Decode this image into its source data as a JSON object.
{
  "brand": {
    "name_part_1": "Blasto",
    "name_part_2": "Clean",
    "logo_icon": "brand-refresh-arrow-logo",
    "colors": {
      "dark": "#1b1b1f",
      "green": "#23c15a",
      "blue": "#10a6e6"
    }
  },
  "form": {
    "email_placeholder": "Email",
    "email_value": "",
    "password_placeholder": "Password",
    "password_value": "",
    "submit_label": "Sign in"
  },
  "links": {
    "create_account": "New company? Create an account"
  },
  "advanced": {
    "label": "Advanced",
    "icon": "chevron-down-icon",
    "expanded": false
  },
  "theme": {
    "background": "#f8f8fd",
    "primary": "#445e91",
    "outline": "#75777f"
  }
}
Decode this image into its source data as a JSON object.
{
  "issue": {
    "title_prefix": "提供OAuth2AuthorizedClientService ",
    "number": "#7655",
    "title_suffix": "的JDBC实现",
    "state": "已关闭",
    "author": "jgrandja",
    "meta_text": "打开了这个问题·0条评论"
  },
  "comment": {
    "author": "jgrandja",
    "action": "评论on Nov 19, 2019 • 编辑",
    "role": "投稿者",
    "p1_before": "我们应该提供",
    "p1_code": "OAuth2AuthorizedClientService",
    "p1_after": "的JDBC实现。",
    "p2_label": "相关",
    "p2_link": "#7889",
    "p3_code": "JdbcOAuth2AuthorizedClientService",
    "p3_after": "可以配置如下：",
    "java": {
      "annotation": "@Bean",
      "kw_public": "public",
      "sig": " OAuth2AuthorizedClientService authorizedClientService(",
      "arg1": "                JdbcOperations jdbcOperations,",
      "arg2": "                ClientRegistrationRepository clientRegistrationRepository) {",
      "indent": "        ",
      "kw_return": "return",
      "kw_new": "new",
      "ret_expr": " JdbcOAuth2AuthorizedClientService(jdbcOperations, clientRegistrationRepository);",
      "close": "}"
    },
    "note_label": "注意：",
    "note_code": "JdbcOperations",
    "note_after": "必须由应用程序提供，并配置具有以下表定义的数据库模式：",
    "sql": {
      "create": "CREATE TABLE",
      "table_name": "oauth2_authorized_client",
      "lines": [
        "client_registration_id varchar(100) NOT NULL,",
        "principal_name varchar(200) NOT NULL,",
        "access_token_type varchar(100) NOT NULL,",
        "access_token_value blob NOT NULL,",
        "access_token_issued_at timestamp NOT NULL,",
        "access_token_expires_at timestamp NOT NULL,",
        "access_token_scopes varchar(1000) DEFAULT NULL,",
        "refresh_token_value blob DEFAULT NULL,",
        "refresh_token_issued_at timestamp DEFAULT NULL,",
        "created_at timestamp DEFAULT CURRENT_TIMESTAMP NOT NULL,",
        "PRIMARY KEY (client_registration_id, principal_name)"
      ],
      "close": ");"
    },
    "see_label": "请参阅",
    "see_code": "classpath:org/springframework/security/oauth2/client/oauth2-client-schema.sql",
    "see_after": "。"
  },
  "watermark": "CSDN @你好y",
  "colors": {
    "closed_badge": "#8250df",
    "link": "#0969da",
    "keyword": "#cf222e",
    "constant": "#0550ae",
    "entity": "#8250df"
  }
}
★ ★ ★ ★
▶ [GIVEN REQUEST]
Show each line holding the word "varchar".

▶ [CORRECT OUTPUT]
        "client_registration_id varchar(100) NOT NULL,",
        "principal_name varchar(200) NOT NULL,",
        "access_token_type varchar(100) NOT NULL,",
        "access_token_scopes varchar(1000) DEFAULT NULL,",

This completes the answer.